## INPUT RECORDS:
_ _ _
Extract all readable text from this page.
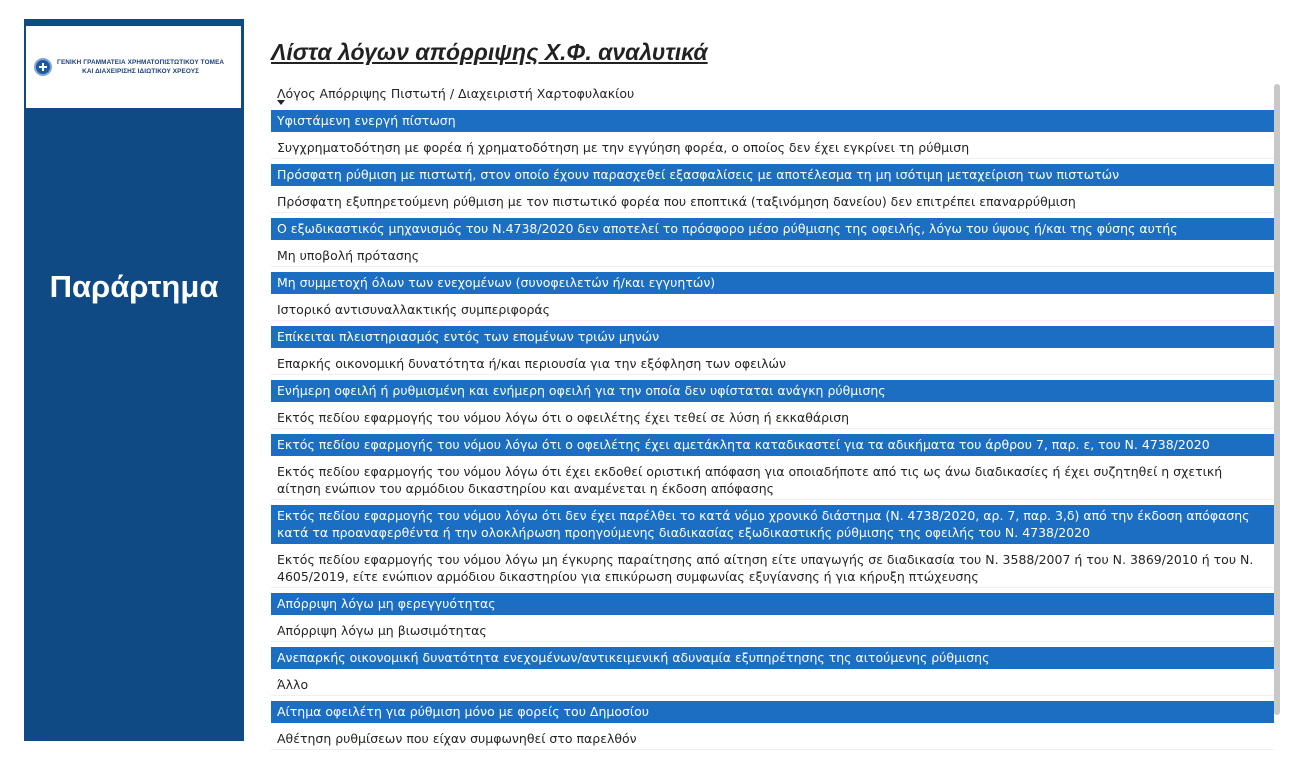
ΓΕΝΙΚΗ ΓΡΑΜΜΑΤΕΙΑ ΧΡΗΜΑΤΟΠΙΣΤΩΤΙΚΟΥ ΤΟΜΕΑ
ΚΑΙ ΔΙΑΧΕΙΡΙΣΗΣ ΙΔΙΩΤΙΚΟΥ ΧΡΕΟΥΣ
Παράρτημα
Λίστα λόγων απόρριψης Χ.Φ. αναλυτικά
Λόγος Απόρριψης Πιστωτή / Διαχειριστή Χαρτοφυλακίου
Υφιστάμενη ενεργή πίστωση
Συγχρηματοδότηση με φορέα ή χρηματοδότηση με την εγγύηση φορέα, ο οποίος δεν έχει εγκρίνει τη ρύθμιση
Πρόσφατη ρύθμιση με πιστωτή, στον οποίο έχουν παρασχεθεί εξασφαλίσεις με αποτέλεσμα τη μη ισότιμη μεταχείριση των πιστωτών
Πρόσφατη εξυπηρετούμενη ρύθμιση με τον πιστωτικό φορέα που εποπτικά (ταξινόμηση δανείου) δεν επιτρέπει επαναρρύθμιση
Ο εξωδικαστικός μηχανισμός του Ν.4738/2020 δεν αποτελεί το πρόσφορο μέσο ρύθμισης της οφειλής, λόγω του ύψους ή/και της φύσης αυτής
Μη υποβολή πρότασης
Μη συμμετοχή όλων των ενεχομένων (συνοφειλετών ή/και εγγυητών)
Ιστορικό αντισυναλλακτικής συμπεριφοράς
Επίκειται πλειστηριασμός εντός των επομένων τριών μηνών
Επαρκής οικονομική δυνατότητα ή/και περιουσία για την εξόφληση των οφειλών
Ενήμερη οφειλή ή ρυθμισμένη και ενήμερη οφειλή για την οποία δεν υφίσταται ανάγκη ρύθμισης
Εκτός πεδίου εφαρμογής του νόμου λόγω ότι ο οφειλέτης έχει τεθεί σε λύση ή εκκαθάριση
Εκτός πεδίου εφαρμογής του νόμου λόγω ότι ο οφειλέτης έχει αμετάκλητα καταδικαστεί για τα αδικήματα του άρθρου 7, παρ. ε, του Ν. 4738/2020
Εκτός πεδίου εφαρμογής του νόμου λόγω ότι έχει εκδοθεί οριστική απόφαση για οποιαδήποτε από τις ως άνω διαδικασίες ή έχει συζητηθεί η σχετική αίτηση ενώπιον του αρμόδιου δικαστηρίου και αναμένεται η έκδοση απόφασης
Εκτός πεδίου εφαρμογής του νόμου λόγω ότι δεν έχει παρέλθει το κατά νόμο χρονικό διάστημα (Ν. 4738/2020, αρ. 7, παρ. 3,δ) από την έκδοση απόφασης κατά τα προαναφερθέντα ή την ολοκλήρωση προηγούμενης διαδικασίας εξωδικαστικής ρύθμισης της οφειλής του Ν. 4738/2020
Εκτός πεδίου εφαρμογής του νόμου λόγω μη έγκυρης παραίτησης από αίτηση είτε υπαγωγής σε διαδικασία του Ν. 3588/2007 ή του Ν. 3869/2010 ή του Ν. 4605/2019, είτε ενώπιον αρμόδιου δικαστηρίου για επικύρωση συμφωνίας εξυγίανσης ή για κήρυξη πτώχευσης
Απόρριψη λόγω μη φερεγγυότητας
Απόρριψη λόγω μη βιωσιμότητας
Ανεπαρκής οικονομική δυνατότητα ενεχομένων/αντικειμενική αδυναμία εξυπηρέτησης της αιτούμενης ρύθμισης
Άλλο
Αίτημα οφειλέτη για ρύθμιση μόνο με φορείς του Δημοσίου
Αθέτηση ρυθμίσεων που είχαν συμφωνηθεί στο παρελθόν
_ _ _
## WORK TO BE COMPLETED:
Print out the material word for word, omitting the pictures.

## SOLUTION FOR THIS EXERCISE:
Extract all readable text from this page.
ΓΕΝΙΚΗ ΓΡΑΜΜΑΤΕΙΑ ΧΡΗΜΑΤΟΠΙΣΤΩΤΙΚΟΥ ΤΟΜΕΑ
ΚΑΙ ΔΙΑΧΕΙΡΙΣΗΣ ΙΔΙΩΤΙΚΟΥ ΧΡΕΟΥΣ
Παράρτημα
Λίστα λόγων απόρριψης Χ.Φ. αναλυτικά
Λόγος Απόρριψης Πιστωτή / Διαχειριστή Χαρτοφυλακίου
Υφιστάμενη ενεργή πίστωση
Συγχρηματοδότηση με φορέα ή χρηματοδότηση με την εγγύηση φορέα, ο οποίος δεν έχει εγκρίνει τη ρύθμιση
Πρόσφατη ρύθμιση με πιστωτή, στον οποίο έχουν παρασχεθεί εξασφαλίσεις με αποτέλεσμα τη μη ισότιμη μεταχείριση των πιστωτών
Πρόσφατη εξυπηρετούμενη ρύθμιση με τον πιστωτικό φορέα που εποπτικά (ταξινόμηση δανείου) δεν επιτρέπει επαναρρύθμιση
Ο εξωδικαστικός μηχανισμός του Ν.4738/2020 δεν αποτελεί το πρόσφορο μέσο ρύθμισης της οφειλής, λόγω του ύψους ή/και της φύσης αυτής
Μη υποβολή πρότασης
Μη συμμετοχή όλων των ενεχομένων (συνοφειλετών ή/και εγγυητών)
Ιστορικό αντισυναλλακτικής συμπεριφοράς
Επίκειται πλειστηριασμός εντός των επομένων τριών μηνών
Επαρκής οικονομική δυνατότητα ή/και περιουσία για την εξόφληση των οφειλών
Ενήμερη οφειλή ή ρυθμισμένη και ενήμερη οφειλή για την οποία δεν υφίσταται ανάγκη ρύθμισης
Εκτός πεδίου εφαρμογής του νόμου λόγω ότι ο οφειλέτης έχει τεθεί σε λύση ή εκκαθάριση
Εκτός πεδίου εφαρμογής του νόμου λόγω ότι ο οφειλέτης έχει αμετάκλητα καταδικαστεί για τα αδικήματα του άρθρου 7, παρ. ε, του Ν. 4738/2020
Εκτός πεδίου εφαρμογής του νόμου λόγω ότι έχει εκδοθεί οριστική απόφαση για οποιαδήποτε από τις ως άνω διαδικασίες ή έχει συζητηθεί η σχετική αίτηση ενώπιον του αρμόδιου δικαστηρίου και αναμένεται η έκδοση απόφασης
Εκτός πεδίου εφαρμογής του νόμου λόγω ότι δεν έχει παρέλθει το κατά νόμο χρονικό διάστημα (Ν. 4738/2020, αρ. 7, παρ. 3,δ) από την έκδοση απόφασης κατά τα προαναφερθέντα ή την ολοκλήρωση προηγούμενης διαδικασίας εξωδικαστικής ρύθμισης της οφειλής του Ν. 4738/2020
Εκτός πεδίου εφαρμογής του νόμου λόγω μη έγκυρης παραίτησης από αίτηση είτε υπαγωγής σε διαδικασία του Ν. 3588/2007 ή του Ν. 3869/2010 ή του Ν. 4605/2019, είτε ενώπιον αρμόδιου δικαστηρίου για επικύρωση συμφωνίας εξυγίανσης ή για κήρυξη πτώχευσης
Απόρριψη λόγω μη φερεγγυότητας
Απόρριψη λόγω μη βιωσιμότητας
Ανεπαρκής οικονομική δυνατότητα ενεχομένων/αντικειμενική αδυναμία εξυπηρέτησης της αιτούμενης ρύθμισης
Άλλο
Αίτημα οφειλέτη για ρύθμιση μόνο με φορείς του Δημοσίου
Αθέτηση ρυθμίσεων που είχαν συμφωνηθεί στο παρελθόν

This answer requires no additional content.